╔══
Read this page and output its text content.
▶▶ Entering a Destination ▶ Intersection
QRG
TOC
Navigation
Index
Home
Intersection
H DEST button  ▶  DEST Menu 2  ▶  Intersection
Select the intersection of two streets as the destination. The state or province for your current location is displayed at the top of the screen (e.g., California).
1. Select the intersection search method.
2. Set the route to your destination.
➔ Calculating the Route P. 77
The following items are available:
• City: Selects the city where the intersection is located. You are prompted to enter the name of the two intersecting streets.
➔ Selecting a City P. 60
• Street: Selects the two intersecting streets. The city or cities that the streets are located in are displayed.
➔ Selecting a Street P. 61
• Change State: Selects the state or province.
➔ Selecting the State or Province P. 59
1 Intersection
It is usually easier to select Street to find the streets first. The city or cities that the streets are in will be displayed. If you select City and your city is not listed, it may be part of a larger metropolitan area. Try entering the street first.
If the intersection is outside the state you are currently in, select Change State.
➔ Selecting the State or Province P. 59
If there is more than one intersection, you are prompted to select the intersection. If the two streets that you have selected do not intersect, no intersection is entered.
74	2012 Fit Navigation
╚══
**What you have to do:** Retype the listing exactly, in full.

**Answer:**
Read this page and output its text content.
▶▶ Entering a Destination ▶ Intersection
QRG
TOC
Navigation
Index
Home
Intersection
H DEST button  ▶  DEST Menu 2  ▶  Intersection
Select the intersection of two streets as the destination. The state or province for your current location is displayed at the top of the screen (e.g., California).
1. Select the intersection search method.
2. Set the route to your destination.
➔ Calculating the Route P. 77
The following items are available:
• City: Selects the city where the intersection is located. You are prompted to enter the name of the two intersecting streets.
➔ Selecting a City P. 60
• Street: Selects the two intersecting streets. The city or cities that the streets are located in are displayed.
➔ Selecting a Street P. 61
• Change State: Selects the state or province.
➔ Selecting the State or Province P. 59
1 Intersection
It is usually easier to select Street to find the streets first. The city or cities that the streets are in will be displayed. If you select City and your city is not listed, it may be part of a larger metropolitan area. Try entering the street first.
If the intersection is outside the state you are currently in, select Change State.
➔ Selecting the State or Province P. 59
If there is more than one intersection, you are prompted to select the intersection. If the two streets that you have selected do not intersect, no intersection is entered.
74	2012 Fit Navigation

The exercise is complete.